Texto extraído

Eduardo Bolsonaro e a questão do AI-5

O Ato Institucional nº 5 — AI-5 — era, em 1968, uma micro Constituição e, em termos políticos, um golpe dentro do golpe. Quer dizer, a prevalência total da linha dura dos militares — sem espaço para nenhuma abertura. Porque, se já estavam no comando, os militares que apoiavam o presidente Costa e Silva radicalizaram-se.
Em 1968, havia três projetos políticos em jogo. O primeiro, o da Arena — com militares e civis governistas. Era o projeto que estava no governo. O segundo era o do MDB — que, embora sem chance de chegar ao poder presidencial, contestava a ditadura, mas dentro dos espaços mínimos de democracia. O terceiro projeto era da esquerda radical. Vários grupos de esquerda, como a Ação Libertadora Nacional (ALN) de Carlos Marighella e Joaquim Câmara Ferreira, queriam arrancar os militares do poder, derrubando a ditadura, com o objetivo de instalar outra ditadura, a comunista. Os tempos eram de Guerra Fria — de dominância de uma política bilateral: ou se era a favor do capitalismo (representado pelos Estados Unidos) ou se era a favor do comunismo (representado pela União Soviética). Não era tempo de nuance, de multilateralismo. Quem não era amigo era inimigo.
Para combater a radicalização das esquerdas, que promoviam a guerrilha urbana — e se preparavam para a guerrilha rural —, inclusive recebendo dinheiro e treinamento de Cuba (admitiu Leonel Brizola) e até da Coreia do Norte (admitiu Carlos Eugênio Paz, o Clemente da ALN), os militares radicalizaram e produziram o AI-5. A esquerda foi destroçada, de 1968 a 1974 — quando acabou a Guerrilha do Araguaia, entre Goiás (hoje Tocantins) e o Pará —, mas as forças democráticas, instaladas no MDB, também foram amplamente atacadas, com cassações e prisões.

Suas instruções
De acordo com o texto sobre o AI-5, quantos projetos políticos estavam em jogo em 1968, e quais eram eles?

Dados armazenados
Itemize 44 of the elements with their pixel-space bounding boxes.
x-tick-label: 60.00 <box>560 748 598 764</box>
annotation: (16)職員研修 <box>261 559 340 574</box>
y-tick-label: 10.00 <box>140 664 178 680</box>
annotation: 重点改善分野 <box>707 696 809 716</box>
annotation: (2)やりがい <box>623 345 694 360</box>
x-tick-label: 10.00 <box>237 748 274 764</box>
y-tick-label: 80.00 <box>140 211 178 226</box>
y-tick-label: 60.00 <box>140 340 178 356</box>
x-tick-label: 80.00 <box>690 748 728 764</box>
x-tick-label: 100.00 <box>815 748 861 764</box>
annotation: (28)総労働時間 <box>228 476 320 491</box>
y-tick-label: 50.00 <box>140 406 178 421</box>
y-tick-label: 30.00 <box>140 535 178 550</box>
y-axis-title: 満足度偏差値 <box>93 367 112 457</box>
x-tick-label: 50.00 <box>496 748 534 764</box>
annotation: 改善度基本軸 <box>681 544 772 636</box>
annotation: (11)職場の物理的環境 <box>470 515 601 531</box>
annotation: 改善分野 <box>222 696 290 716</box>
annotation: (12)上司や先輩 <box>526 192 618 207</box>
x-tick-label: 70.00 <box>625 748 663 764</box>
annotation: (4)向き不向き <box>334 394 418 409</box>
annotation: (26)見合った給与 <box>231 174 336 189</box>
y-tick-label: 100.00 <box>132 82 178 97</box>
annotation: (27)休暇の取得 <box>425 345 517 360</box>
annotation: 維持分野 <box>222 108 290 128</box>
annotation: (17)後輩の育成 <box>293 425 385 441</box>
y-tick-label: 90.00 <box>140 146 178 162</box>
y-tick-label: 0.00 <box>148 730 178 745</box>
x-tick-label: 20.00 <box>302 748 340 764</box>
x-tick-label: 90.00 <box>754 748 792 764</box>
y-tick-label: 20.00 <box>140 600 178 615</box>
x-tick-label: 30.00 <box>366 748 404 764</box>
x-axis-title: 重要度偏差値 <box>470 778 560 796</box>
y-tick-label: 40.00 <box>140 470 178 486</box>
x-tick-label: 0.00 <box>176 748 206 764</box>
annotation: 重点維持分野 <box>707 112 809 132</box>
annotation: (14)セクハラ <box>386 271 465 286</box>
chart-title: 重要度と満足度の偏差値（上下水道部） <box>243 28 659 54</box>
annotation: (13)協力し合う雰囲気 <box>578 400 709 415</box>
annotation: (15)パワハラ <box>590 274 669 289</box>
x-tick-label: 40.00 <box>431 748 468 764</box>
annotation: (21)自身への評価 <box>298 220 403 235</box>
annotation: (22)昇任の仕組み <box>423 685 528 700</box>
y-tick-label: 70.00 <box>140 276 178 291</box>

Área de resposta
Eram três: o da Arena, o do MDB e o da esquerda radical.